■ **Texte fourni**:
────────────────────

Sauf à être totalement possédé, il est difficile de justifier le fait d’acheter une maison en plein quartier arabe de Silwan, là où il n’y a aucun Juif, ne pas aller dans les commerces alentour, mettre au balcon des drapeaux israéliens signifiant aux Arabes vivant là : « Votre quartier est à nous ! ». Puis demander aux forces de l’armée israélienne de protéger la maison, s’en suivant l’installation de barrières, caméras et check point, déstabilisant la vie des habitants du quartier. Est-ce la parole divine qui autorise à pourrir la vie des gens avec l’espoir avoué et même revendiqué de les soumettre ou de les faire partir ? 
Même méthode lorsque les « jeunes des collines » installent un point de peuplement sauvage en hauteur au-dessus d’un village arabe pour contrôler la situation. Puis demander qu’une route soit créée pour arriver à leurs caravanes.
Pour éviter les heurts ? l’armée dresse un check point afin d’éviter toute déflagration.
Disons le, leur but n’est pas de vivre en Paix avec leurs voisins, mais de modifier sensiblement la vie des habitants arabes, enflammant les cœurs de haine et désir de vengeance.
La méthode me rappelle l’Histoire de « Ch’ha » que m’a rapportée mon père :
Ch’ha qui a besoin d’argent décide de vendre sa maison à laquelle il tient pourtant beaucoup. Il trouve un acheteur et lui demande s'il peut garder un clou qui est fixé sur un des murs et auquel il prétend être attaché. Surpris, finalement l'acheteur accepte.
Le lendemain, Ch’ha revient dans son ancienne maison et dit : « Je dois accrocher ce vêtement à mon clou. » Le nouveau propriétaire interloqué accepte puisque le clou appartient à Ch’ha.
Le surlendemain, Ch’ha revient et accroche à son clou une carcasse de viande. Cette fois, le propriétaire proteste. Mais Ch’ha lui répond « c'est mon clou, j'y accroche ce que je veux ! » La carcasse reste là plusieurs jours. Ne supportant plus la puanteur, le propriétaire de la maison n'en peut plus et proteste auprès de Ch’ha qui lui propose : « Si tu veux, je peux te racheter la maison, mais je n’ai que peu d’argent »
Ne pouvant plus vivre ainsi le vendeur accepte et Chha récupère sa maison pour une somme dérisoire.

────────────────────

■ **Consigne A**: Extrayez du texte fourni le passage compris entre « Sauf à être » et « à leurs caravanes. », ces deux extrémités incluses.
Le texte n'a aucun rapport avec les enregistrements.

(Données sources)
────────────────────

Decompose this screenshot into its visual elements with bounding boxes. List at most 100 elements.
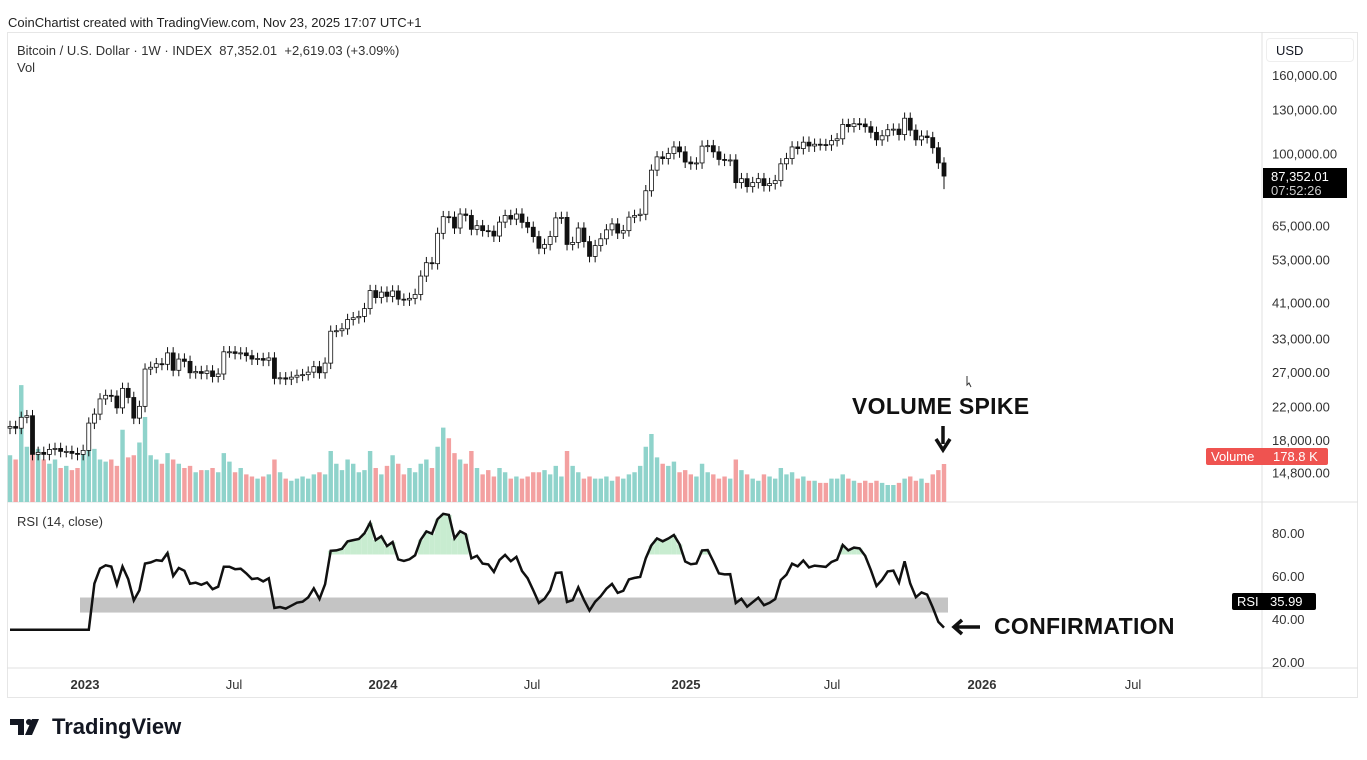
- price-tick-label: 33,000.00: [1272, 332, 1330, 347]
- candle-body: [716, 151, 722, 160]
- rsi-overbought-fill: [856, 548, 863, 555]
- candle-body: [525, 221, 531, 228]
- volume-bar: [317, 472, 322, 502]
- rsi-overbought-fill: [356, 539, 362, 555]
- volume-bar: [806, 480, 812, 502]
- candle-body: [367, 290, 373, 310]
- candle-body: [761, 178, 767, 187]
- candle-body: [114, 395, 120, 409]
- volume-bar: [322, 474, 328, 502]
- volume-bar: [204, 470, 210, 502]
- volume-legend[interactable]: Vol: [17, 60, 36, 75]
- volume-bar: [474, 467, 480, 502]
- volume-bar: [615, 476, 620, 502]
- volume-bar: [592, 478, 598, 502]
- tradingview-logo-text: TradingView: [52, 714, 182, 739]
- candle-body: [227, 351, 232, 354]
- volume-bar: [300, 476, 305, 502]
- volume-bar: [497, 467, 502, 502]
- volume-bar: [131, 455, 136, 502]
- volume-bar: [47, 463, 52, 502]
- candle-body: [187, 360, 193, 374]
- time-tick-label: Jul: [226, 677, 243, 692]
- candle-body: [722, 159, 727, 161]
- time-tick-label: Jul: [824, 677, 841, 692]
- candle-body: [378, 291, 384, 298]
- candle-body: [885, 129, 891, 137]
- symbol-legend[interactable]: Bitcoin / U.S. Dollar · 1W · INDEX 87,35…: [17, 43, 399, 58]
- volume-bar: [761, 474, 767, 502]
- volume-bar: [778, 467, 784, 502]
- candle-body: [699, 145, 705, 164]
- candle-body: [935, 147, 941, 164]
- symbol-name: Bitcoin / U.S. Dollar · 1W · INDEX: [17, 43, 213, 58]
- volume-bar: [401, 474, 407, 502]
- volume-bar: [491, 476, 497, 502]
- candle-body: [350, 317, 356, 320]
- candle-body: [665, 153, 671, 159]
- volume-bar: [834, 478, 840, 502]
- left-arrow-icon: [951, 618, 980, 636]
- candle-body: [322, 362, 328, 374]
- volume-bar: [232, 472, 238, 502]
- volume-bar: [525, 476, 530, 502]
- volume-bar: [879, 482, 885, 502]
- volume-bar: [294, 478, 300, 502]
- volume-bar: [767, 476, 772, 502]
- price-tick-label: 130,000.00: [1272, 103, 1337, 118]
- rsi-overbought-fill: [372, 539, 379, 555]
- price-badge-value: 87,352.01: [1271, 169, 1329, 184]
- rsi-overbought-fill: [417, 539, 424, 555]
- candle-body: [620, 230, 626, 234]
- price-change: +2,619.03 (+3.09%): [284, 43, 400, 58]
- candle-body: [373, 290, 379, 298]
- volume-bar: [733, 459, 739, 502]
- rsi-legend[interactable]: RSI (14, close): [17, 514, 103, 529]
- candle-body: [800, 141, 806, 149]
- candle-body: [806, 141, 812, 147]
- rsi-overbought-fill: [457, 531, 463, 555]
- volume-bar: [547, 474, 553, 502]
- candle-body: [637, 213, 643, 216]
- volume-bar: [80, 450, 86, 502]
- candle-body: [238, 352, 244, 355]
- volume-bar: [384, 465, 390, 502]
- price-tick-label: 41,000.00: [1272, 295, 1330, 310]
- volume-bar: [356, 472, 362, 502]
- candle-body: [840, 124, 846, 140]
- rsi-tick-label: 80.00: [1272, 526, 1305, 541]
- candle-body: [924, 135, 930, 138]
- tradingview-logo[interactable]: TradingView: [10, 714, 181, 740]
- currency-selector[interactable]: USD: [1266, 38, 1354, 62]
- volume-bar: [604, 476, 609, 502]
- candle-body: [570, 242, 576, 245]
- candle-body: [24, 415, 30, 418]
- volume-bar: [795, 478, 800, 502]
- volume-bar: [193, 472, 198, 502]
- volume-bar: [215, 472, 221, 502]
- volume-bar: [621, 478, 626, 502]
- candle-body: [69, 450, 75, 454]
- candle-body: [502, 215, 508, 223]
- candle-body: [333, 330, 339, 333]
- volume-bar: [750, 478, 755, 502]
- candle-body: [35, 451, 41, 455]
- time-tick-label: 2023: [71, 677, 100, 692]
- volume-bar: [542, 470, 547, 502]
- volume-bar: [30, 438, 35, 502]
- volume-bar: [486, 470, 491, 502]
- volume-bar: [97, 459, 103, 502]
- volume-bar: [170, 459, 176, 502]
- candle-body: [739, 178, 744, 184]
- candle-body: [609, 223, 615, 231]
- candle-body: [384, 291, 390, 297]
- volume-bar: [187, 465, 193, 502]
- candle-body: [294, 374, 300, 378]
- candle-body: [834, 138, 840, 142]
- candle-body: [733, 159, 739, 184]
- candle-body: [159, 363, 165, 366]
- candle-body: [452, 216, 457, 229]
- candle-body: [52, 448, 58, 450]
- rsi-overbought-fill: [384, 546, 390, 555]
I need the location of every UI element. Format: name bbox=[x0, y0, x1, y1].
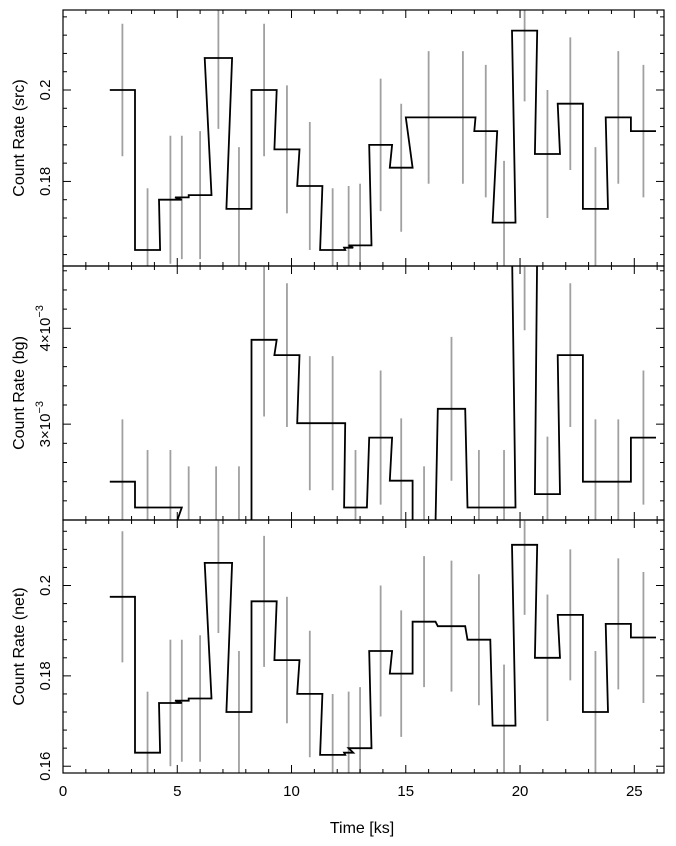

────────────────────

■ **Consigne B**: Dans les enregistrements, réécrivez uniquement les lignes comprises entre celle qui contient « - price-tick-label: 33,000.00: [1272, 332, 1330, 347] » et celle qui contient « - candle-body: [885, 129, 891, 137] », toutes deux incluses, en remplaçant « candle-body » par « bougie » sans rien modifier d'autre.

■ **Corrigé A**:
Sauf à être totalement possédé, il est difficile de justifier le fait d’acheter une maison en plein quartier arabe de Silwan, là où il n’y a aucun Juif, ne pas aller dans les commerces alentour, mettre au balcon des drapeaux israéliens signifiant aux Arabes vivant là : « Votre quartier est à nous ! ». Puis demander aux forces de l’armée israélienne de protéger la maison, s’en suivant l’installation de barrières, caméras et check point, déstabilisant la vie des habitants du quartier. Est-ce la parole divine qui autorise à pourrir la vie des gens avec l’espoir avoué et même revendiqué de les soumettre ou de les faire partir ? 
Même méthode lorsque les « jeunes des collines » installent un point de peuplement sauvage en hauteur au-dessus d’un village arabe pour contrôler la situation. Puis demander qu’une route soit créée pour arriver à leurs caravanes.

■ **Corrigé B**:
- price-tick-label: 33,000.00: [1272, 332, 1330, 347]
- bougie: [716, 151, 722, 160]
- rsi-overbought-fill: [856, 548, 863, 555]
- bougie: [525, 221, 531, 228]
- volume-bar: [317, 472, 322, 502]
- rsi-overbought-fill: [356, 539, 362, 555]
- volume-bar: [806, 480, 812, 502]
- bougie: [367, 290, 373, 310]
- bougie: [761, 178, 767, 187]
- bougie: [114, 395, 120, 409]
- volume-bar: [322, 474, 328, 502]
- volume-bar: [204, 470, 210, 502]
- volume-legend[interactable]: Vol: [17, 60, 36, 75]
- volume-bar: [474, 467, 480, 502]
- volume-bar: [615, 476, 620, 502]
- volume-bar: [592, 478, 598, 502]
- tradingview-logo-text: TradingView: [52, 714, 182, 739]
- bougie: [227, 351, 232, 354]
- volume-bar: [300, 476, 305, 502]
- volume-bar: [497, 467, 502, 502]
- volume-bar: [131, 455, 136, 502]
- volume-bar: [47, 463, 52, 502]
- bougie: [187, 360, 193, 374]
- time-tick-label: Jul: [226, 677, 243, 692]
- bougie: [722, 159, 727, 161]
- time-tick-label: Jul: [824, 677, 841, 692]
- bougie: [378, 291, 384, 298]
- bougie: [885, 129, 891, 137]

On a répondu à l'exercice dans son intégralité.